SHORT EXERCISE: From the entries provided below, copy each line that contains the word "name".

MATERIAL PROVIDED:
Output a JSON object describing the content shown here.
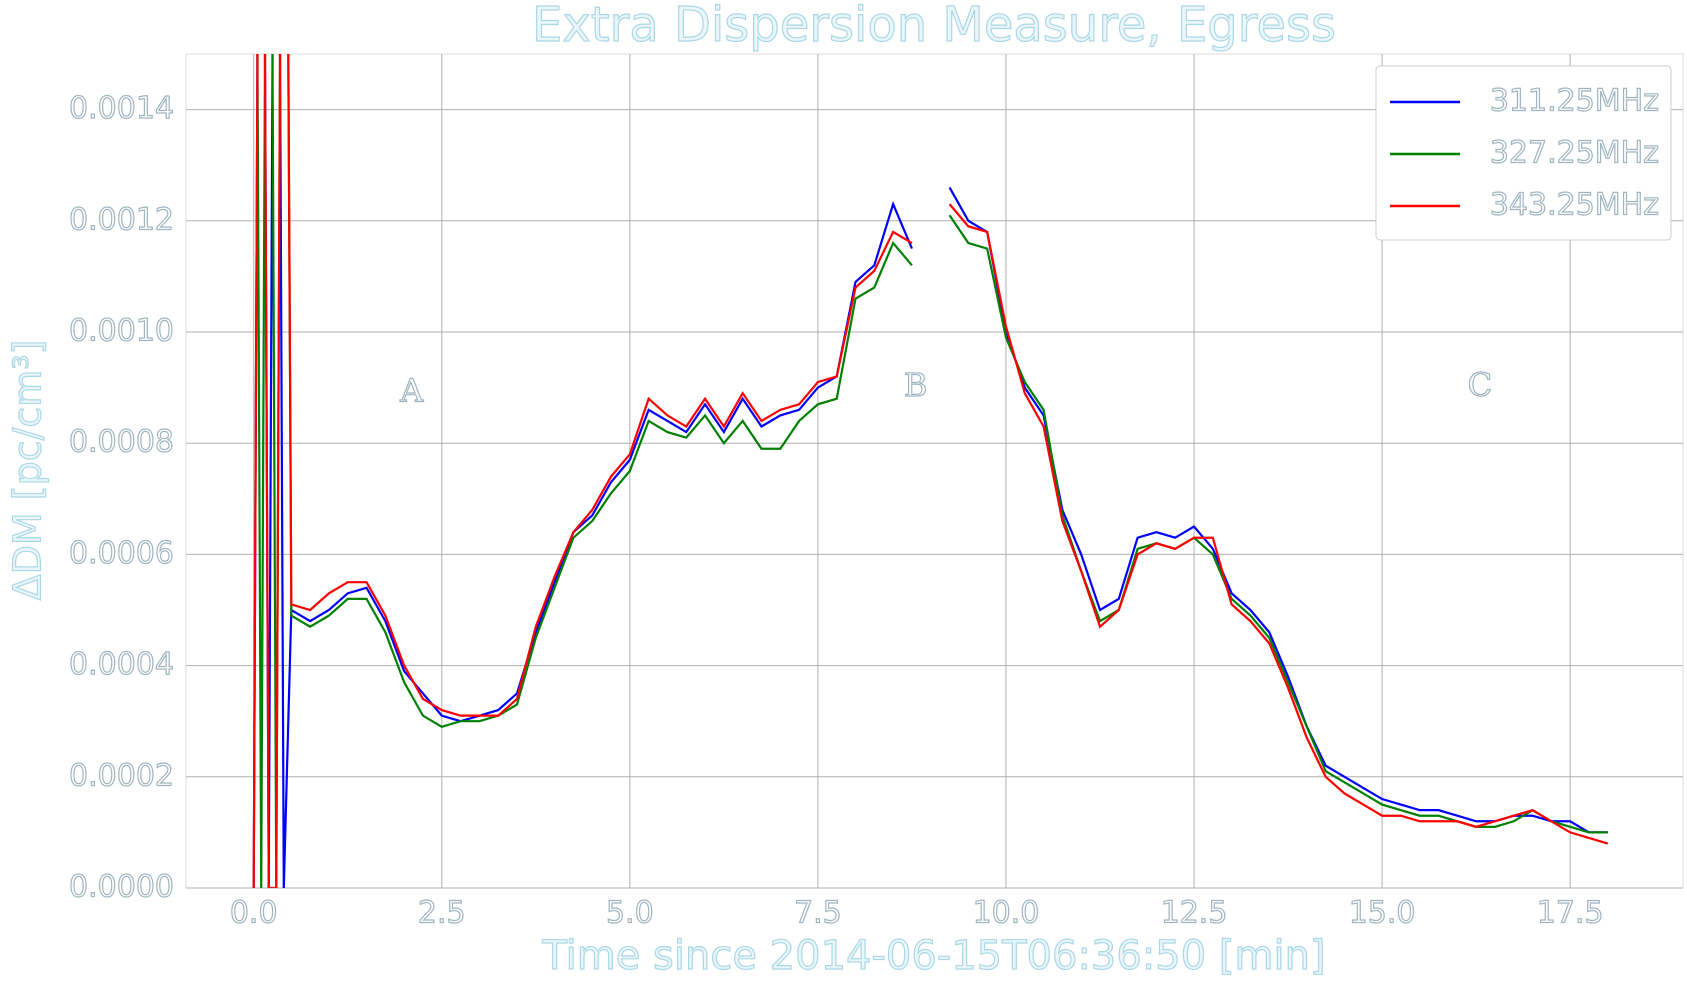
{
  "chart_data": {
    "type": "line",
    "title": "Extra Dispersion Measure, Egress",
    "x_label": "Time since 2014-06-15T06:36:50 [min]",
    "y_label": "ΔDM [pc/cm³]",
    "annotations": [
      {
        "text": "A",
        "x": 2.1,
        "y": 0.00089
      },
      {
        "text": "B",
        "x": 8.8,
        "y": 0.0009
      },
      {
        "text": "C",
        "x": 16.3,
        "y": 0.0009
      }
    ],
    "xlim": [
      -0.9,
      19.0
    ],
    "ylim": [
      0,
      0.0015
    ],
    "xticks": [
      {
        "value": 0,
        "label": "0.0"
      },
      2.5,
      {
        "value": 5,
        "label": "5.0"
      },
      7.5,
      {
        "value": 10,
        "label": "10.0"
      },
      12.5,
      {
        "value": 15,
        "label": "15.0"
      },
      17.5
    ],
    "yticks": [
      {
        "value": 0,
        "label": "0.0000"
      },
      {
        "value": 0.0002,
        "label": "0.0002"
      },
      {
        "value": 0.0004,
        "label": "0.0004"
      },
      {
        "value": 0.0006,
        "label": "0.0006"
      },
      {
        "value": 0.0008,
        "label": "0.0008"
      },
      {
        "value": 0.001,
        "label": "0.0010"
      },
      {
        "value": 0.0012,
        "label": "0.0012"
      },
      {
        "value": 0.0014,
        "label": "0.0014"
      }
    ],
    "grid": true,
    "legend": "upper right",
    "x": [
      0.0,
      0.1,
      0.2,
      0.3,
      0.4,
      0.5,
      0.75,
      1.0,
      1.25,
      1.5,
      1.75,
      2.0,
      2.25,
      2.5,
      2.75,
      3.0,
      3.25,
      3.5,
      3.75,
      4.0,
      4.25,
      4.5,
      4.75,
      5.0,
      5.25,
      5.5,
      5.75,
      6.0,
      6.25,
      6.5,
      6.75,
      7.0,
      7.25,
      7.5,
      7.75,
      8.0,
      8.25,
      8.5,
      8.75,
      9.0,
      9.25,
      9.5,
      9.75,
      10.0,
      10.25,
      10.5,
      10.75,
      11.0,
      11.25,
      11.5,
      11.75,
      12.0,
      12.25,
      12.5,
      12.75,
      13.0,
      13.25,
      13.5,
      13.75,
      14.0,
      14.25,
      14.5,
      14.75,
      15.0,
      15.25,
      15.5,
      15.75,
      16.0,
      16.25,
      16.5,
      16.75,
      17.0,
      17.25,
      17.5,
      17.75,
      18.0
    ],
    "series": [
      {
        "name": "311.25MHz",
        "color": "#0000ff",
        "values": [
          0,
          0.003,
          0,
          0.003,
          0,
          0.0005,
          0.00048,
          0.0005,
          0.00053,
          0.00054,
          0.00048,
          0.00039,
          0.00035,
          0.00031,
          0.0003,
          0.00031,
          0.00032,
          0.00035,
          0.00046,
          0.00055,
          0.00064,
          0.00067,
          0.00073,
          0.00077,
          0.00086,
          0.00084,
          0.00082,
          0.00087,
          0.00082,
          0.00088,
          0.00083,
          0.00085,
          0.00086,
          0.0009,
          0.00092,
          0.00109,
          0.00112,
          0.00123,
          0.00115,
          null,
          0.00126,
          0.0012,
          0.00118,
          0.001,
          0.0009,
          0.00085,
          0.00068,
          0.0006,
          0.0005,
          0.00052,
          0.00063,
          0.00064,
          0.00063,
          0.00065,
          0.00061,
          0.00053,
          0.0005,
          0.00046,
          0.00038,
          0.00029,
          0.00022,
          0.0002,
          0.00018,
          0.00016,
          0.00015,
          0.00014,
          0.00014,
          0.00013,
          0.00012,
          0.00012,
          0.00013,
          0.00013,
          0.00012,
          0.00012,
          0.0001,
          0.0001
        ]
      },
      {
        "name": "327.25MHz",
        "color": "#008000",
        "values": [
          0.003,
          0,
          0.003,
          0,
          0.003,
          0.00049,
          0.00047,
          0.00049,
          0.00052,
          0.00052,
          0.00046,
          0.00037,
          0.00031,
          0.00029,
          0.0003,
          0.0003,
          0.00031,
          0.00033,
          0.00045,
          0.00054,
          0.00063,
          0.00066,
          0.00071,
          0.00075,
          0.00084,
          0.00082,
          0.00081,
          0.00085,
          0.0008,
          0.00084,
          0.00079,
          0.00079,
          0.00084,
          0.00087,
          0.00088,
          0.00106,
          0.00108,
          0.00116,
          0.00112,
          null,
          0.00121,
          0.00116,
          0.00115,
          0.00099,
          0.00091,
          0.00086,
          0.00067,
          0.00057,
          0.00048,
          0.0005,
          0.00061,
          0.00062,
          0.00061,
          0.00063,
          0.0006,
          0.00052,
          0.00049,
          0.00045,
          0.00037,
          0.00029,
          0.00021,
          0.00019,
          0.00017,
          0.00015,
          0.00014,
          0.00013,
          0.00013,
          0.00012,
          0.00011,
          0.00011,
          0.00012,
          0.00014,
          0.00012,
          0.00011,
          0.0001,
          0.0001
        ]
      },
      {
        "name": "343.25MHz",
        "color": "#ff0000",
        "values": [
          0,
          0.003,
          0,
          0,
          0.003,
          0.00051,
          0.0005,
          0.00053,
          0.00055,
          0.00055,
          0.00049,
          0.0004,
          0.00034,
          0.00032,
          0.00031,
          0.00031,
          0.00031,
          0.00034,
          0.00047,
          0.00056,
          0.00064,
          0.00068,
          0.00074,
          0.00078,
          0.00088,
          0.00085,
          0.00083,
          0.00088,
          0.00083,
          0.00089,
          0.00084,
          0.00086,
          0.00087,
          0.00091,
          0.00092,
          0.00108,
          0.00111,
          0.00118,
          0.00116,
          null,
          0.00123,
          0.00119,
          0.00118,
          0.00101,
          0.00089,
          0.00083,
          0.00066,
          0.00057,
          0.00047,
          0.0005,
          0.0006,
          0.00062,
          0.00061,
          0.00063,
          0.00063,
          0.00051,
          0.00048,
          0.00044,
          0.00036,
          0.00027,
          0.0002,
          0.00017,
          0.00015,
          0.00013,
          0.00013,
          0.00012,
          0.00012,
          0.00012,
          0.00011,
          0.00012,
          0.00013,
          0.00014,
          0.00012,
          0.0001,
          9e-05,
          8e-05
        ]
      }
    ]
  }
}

TASK RESPONSE:
        "name": "311.25MHz",
        "name": "327.25MHz",
        "name": "343.25MHz",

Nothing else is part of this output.